● Task goal: Wherever the word "suyuyla" appears in a line, copy that line.

● Input:
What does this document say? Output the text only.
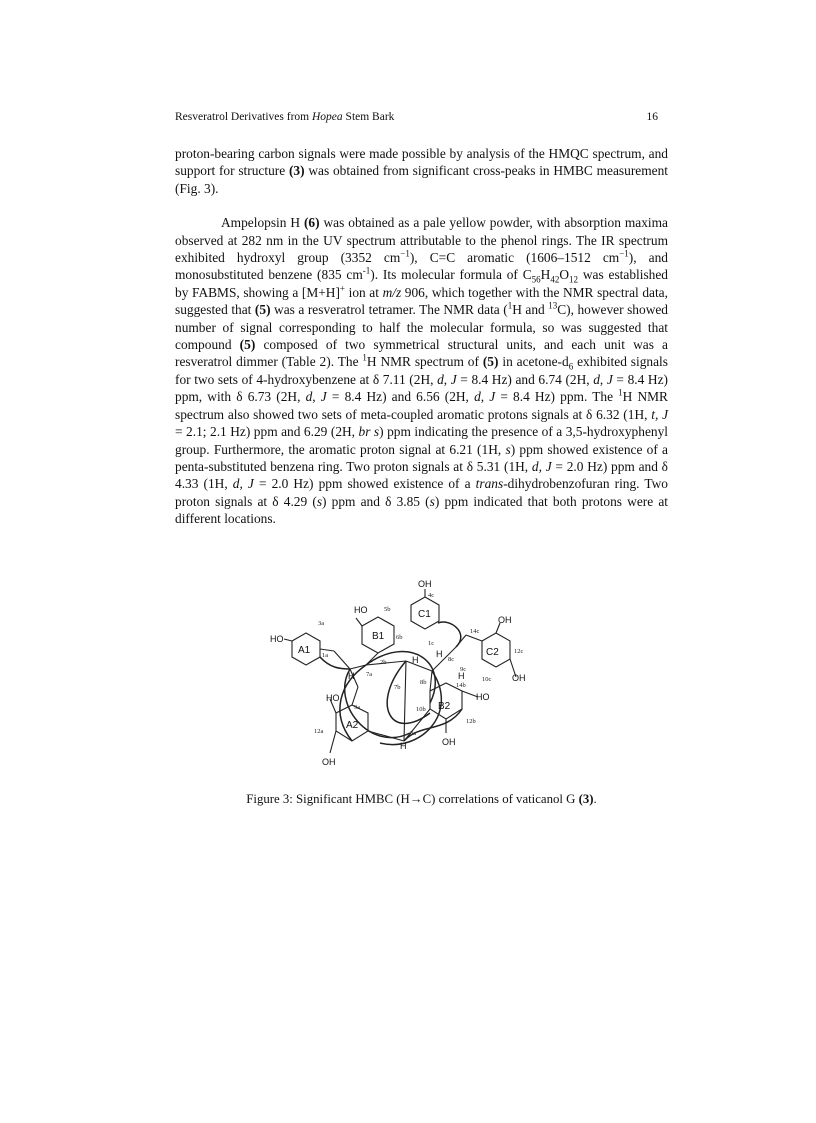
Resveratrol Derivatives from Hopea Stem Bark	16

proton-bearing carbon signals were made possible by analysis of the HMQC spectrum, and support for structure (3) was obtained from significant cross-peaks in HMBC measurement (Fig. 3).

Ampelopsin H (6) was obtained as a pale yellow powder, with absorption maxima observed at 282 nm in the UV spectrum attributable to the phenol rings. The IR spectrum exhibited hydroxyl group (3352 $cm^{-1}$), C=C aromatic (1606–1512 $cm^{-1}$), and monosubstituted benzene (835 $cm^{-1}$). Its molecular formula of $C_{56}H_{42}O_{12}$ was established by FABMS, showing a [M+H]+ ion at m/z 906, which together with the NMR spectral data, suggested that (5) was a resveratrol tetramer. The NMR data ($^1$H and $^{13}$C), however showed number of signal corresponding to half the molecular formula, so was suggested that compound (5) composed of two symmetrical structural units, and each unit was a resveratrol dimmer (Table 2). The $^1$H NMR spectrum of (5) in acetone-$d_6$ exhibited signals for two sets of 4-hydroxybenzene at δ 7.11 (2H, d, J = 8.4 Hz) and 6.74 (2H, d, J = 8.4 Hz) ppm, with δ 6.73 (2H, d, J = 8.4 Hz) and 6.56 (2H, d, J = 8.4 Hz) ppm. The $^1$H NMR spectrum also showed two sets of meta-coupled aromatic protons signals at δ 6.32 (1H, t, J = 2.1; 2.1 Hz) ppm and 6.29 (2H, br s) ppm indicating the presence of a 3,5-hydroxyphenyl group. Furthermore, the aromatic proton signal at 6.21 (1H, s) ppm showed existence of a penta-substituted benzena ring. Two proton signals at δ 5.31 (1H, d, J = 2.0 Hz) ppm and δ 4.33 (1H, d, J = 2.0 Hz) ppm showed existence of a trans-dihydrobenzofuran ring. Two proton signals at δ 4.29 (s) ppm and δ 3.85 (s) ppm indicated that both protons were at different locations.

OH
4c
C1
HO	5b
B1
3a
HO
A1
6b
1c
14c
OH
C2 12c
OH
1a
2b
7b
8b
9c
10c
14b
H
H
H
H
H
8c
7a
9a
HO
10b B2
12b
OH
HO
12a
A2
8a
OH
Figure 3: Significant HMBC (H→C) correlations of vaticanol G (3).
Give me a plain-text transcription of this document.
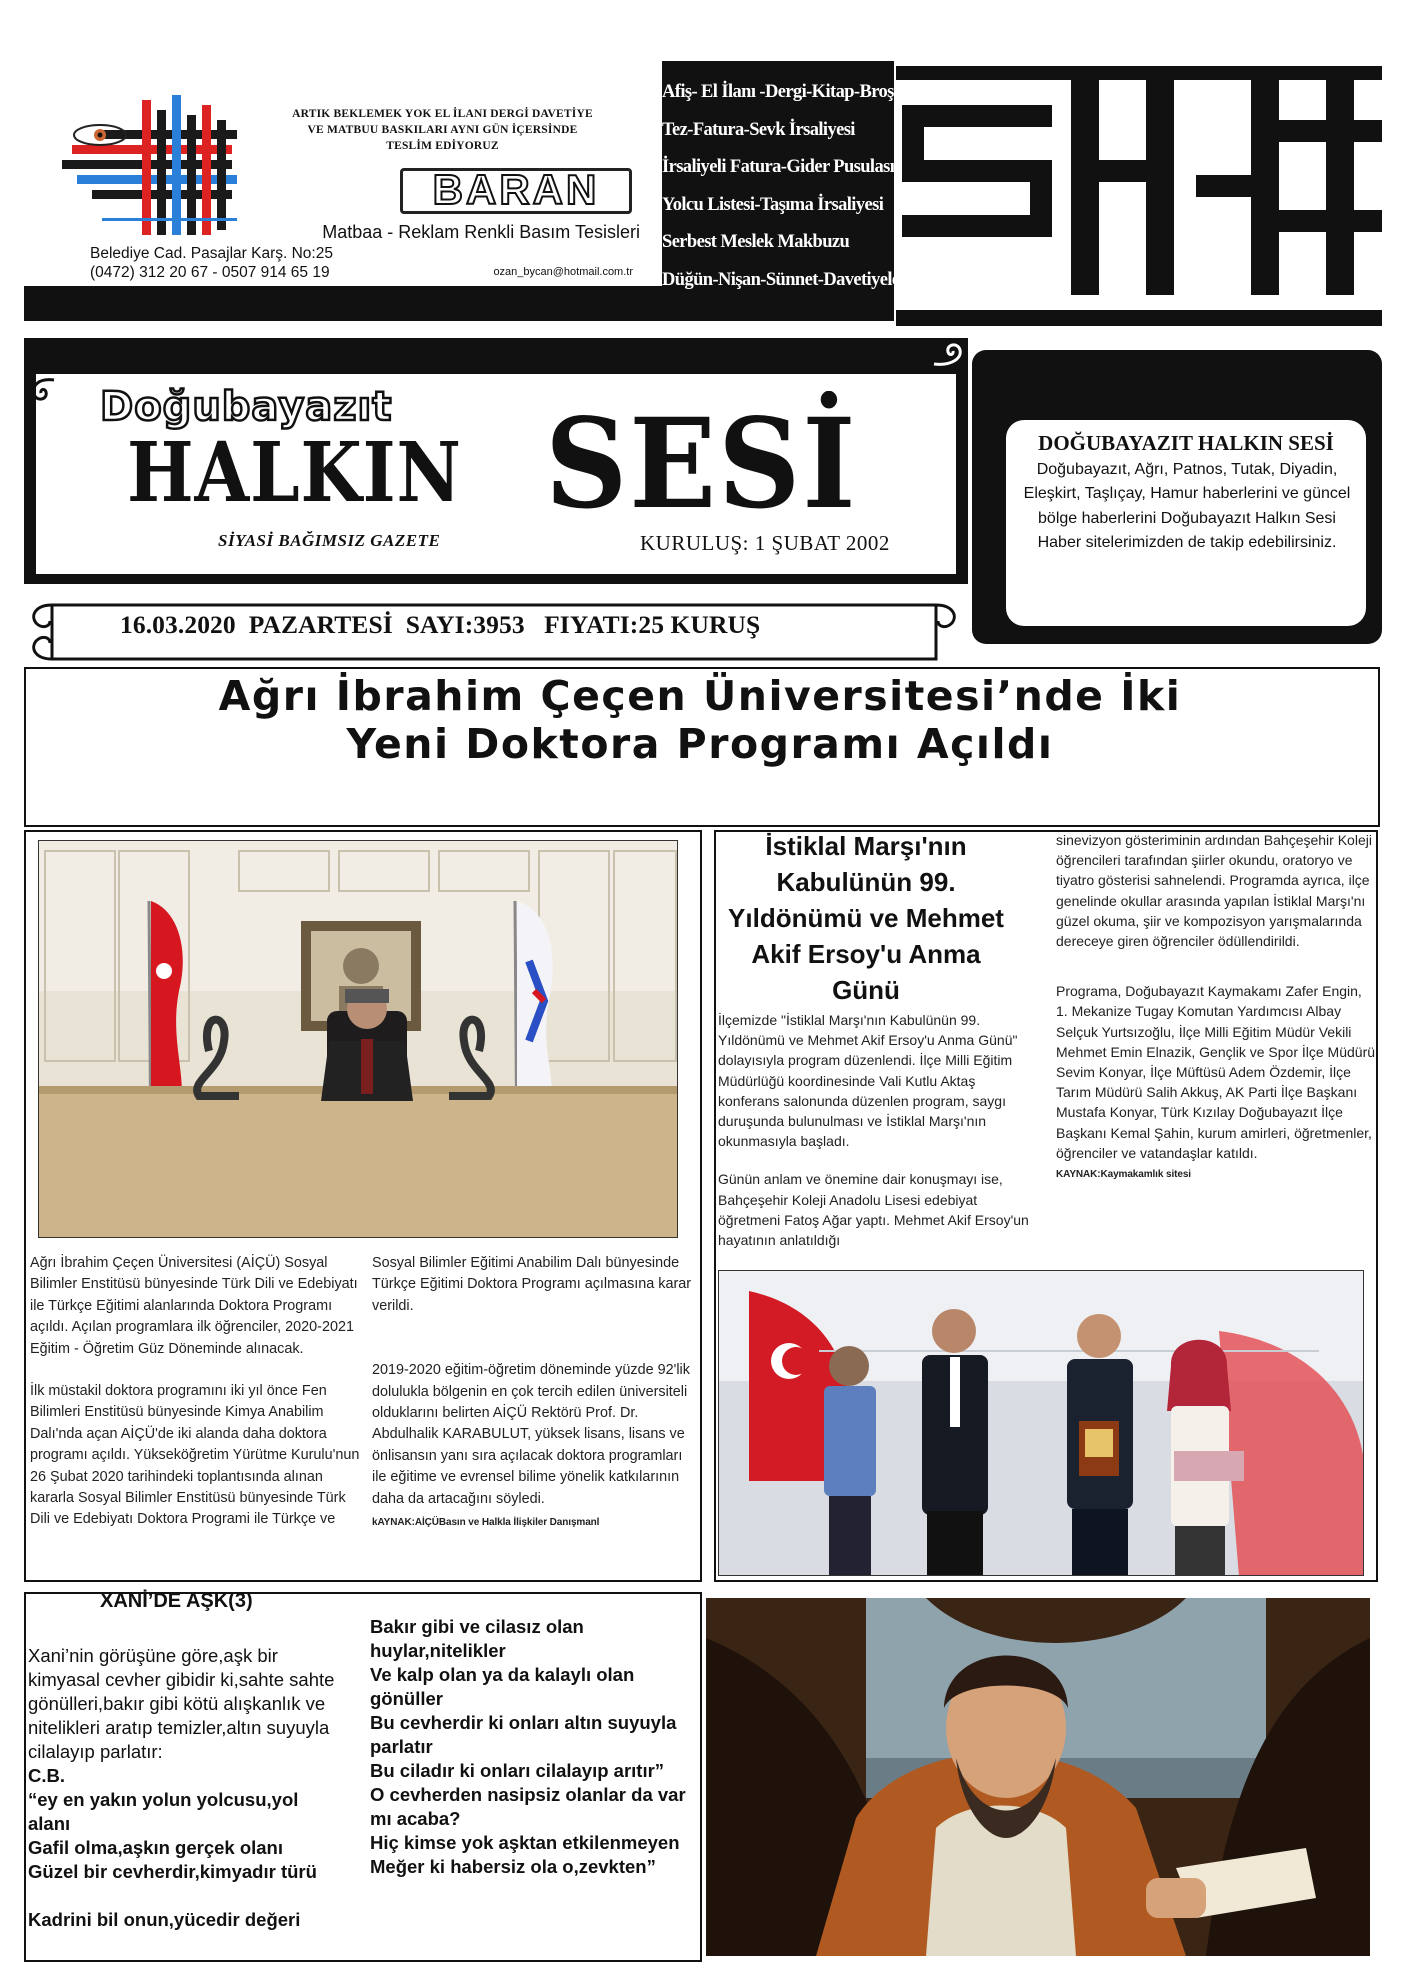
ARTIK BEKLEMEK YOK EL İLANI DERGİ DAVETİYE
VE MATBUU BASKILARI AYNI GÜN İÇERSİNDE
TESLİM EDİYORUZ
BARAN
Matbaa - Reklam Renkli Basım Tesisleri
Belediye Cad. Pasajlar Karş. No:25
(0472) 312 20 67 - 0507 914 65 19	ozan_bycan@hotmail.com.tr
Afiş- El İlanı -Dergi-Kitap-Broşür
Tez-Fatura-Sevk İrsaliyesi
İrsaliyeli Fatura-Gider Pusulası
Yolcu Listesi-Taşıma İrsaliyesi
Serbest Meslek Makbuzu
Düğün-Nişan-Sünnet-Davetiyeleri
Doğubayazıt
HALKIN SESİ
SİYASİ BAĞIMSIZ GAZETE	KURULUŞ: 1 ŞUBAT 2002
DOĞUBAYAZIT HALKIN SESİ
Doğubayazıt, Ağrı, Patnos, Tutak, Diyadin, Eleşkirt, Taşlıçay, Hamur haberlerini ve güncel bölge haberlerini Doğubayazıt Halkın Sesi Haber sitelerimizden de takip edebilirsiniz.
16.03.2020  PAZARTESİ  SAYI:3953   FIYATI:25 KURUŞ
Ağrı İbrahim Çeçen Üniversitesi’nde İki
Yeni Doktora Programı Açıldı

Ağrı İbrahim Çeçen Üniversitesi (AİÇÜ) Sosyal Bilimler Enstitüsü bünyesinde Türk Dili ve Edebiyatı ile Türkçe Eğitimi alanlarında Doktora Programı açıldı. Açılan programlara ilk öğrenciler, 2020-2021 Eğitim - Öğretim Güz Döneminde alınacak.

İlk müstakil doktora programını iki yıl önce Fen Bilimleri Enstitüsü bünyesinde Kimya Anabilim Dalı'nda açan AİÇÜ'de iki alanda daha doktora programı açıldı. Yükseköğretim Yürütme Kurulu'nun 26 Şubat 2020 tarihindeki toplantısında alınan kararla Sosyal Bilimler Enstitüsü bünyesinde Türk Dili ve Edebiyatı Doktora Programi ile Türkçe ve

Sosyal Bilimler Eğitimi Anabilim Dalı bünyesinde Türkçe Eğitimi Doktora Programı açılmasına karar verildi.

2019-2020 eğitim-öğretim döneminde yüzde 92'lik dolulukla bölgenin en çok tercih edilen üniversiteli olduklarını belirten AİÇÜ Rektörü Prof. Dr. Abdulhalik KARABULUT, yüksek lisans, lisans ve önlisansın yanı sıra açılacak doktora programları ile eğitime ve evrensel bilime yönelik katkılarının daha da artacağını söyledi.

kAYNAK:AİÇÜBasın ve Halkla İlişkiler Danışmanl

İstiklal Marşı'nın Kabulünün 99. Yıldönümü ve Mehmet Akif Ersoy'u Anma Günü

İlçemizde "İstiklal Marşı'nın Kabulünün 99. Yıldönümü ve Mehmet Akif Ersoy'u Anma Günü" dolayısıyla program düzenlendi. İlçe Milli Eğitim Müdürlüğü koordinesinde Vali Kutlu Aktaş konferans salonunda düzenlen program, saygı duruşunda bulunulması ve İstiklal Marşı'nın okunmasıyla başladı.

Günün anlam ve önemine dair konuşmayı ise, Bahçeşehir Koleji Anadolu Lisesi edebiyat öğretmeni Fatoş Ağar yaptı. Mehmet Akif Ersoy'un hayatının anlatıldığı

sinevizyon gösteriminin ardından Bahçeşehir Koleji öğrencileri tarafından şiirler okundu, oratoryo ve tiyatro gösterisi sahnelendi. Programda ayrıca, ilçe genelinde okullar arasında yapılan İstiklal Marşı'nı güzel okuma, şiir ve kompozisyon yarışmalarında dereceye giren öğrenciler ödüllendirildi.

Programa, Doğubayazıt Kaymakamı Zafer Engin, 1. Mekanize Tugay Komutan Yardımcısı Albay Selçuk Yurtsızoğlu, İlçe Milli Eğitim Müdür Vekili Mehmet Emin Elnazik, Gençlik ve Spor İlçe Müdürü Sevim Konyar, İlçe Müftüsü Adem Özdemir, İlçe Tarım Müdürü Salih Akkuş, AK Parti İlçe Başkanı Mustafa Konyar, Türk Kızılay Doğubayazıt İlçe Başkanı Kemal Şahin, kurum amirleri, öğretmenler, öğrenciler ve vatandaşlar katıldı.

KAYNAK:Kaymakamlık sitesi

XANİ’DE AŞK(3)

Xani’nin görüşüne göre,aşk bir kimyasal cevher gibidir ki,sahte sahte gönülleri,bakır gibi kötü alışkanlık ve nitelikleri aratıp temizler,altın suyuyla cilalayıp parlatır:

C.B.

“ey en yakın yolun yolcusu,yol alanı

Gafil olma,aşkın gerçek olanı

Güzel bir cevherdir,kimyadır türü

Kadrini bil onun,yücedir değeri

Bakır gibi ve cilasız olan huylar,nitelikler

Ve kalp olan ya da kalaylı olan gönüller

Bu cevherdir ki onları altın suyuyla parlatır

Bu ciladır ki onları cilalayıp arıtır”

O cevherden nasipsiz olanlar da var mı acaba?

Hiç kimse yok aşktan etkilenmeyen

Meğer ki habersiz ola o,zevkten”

● Answer to the task:
Xani’nin görüşüne göre,aşk bir kimyasal cevher gibidir ki,sahte sahte gönülleri,bakır gibi kötü alışkanlık ve nitelikleri aratıp temizler,altın suyuyla cilalayıp parlatır:
Bu cevherdir ki onları altın suyuyla parlatır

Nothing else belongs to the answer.